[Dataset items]
++++++++++++++++++++
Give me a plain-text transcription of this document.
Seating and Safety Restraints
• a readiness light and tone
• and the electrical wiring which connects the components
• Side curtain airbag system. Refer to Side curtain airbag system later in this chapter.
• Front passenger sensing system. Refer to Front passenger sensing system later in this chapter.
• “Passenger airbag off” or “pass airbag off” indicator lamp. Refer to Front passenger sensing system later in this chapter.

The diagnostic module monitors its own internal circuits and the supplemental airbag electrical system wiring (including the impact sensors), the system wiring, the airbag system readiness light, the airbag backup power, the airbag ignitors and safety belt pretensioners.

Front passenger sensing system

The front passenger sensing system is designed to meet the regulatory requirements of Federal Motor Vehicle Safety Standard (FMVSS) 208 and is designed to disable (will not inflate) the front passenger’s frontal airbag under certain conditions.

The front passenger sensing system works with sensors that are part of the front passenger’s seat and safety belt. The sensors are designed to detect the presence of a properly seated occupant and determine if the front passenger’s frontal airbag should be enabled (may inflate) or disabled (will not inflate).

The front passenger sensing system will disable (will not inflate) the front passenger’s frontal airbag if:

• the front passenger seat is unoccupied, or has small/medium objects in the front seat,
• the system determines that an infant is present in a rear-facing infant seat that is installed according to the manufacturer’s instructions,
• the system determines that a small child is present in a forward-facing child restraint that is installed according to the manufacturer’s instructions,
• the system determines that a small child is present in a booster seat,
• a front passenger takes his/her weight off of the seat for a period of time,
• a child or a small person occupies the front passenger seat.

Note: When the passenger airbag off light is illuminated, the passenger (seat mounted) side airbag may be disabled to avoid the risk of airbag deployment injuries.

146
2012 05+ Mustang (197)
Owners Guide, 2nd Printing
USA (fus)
++++++++++++++++++++
**Exercise directions**
Return the listing above in full, character for character.

**Full answer**
Give me a plain-text transcription of this document.
Seating and Safety Restraints
• a readiness light and tone
• and the electrical wiring which connects the components
• Side curtain airbag system. Refer to Side curtain airbag system later in this chapter.
• Front passenger sensing system. Refer to Front passenger sensing system later in this chapter.
• “Passenger airbag off” or “pass airbag off” indicator lamp. Refer to Front passenger sensing system later in this chapter.

The diagnostic module monitors its own internal circuits and the supplemental airbag electrical system wiring (including the impact sensors), the system wiring, the airbag system readiness light, the airbag backup power, the airbag ignitors and safety belt pretensioners.

Front passenger sensing system

The front passenger sensing system is designed to meet the regulatory requirements of Federal Motor Vehicle Safety Standard (FMVSS) 208 and is designed to disable (will not inflate) the front passenger’s frontal airbag under certain conditions.

The front passenger sensing system works with sensors that are part of the front passenger’s seat and safety belt. The sensors are designed to detect the presence of a properly seated occupant and determine if the front passenger’s frontal airbag should be enabled (may inflate) or disabled (will not inflate).

The front passenger sensing system will disable (will not inflate) the front passenger’s frontal airbag if:

• the front passenger seat is unoccupied, or has small/medium objects in the front seat,
• the system determines that an infant is present in a rear-facing infant seat that is installed according to the manufacturer’s instructions,
• the system determines that a small child is present in a forward-facing child restraint that is installed according to the manufacturer’s instructions,
• the system determines that a small child is present in a booster seat,
• a front passenger takes his/her weight off of the seat for a period of time,
• a child or a small person occupies the front passenger seat.

Note: When the passenger airbag off light is illuminated, the passenger (seat mounted) side airbag may be disabled to avoid the risk of airbag deployment injuries.

146
2012 05+ Mustang (197)
Owners Guide, 2nd Printing
USA (fus)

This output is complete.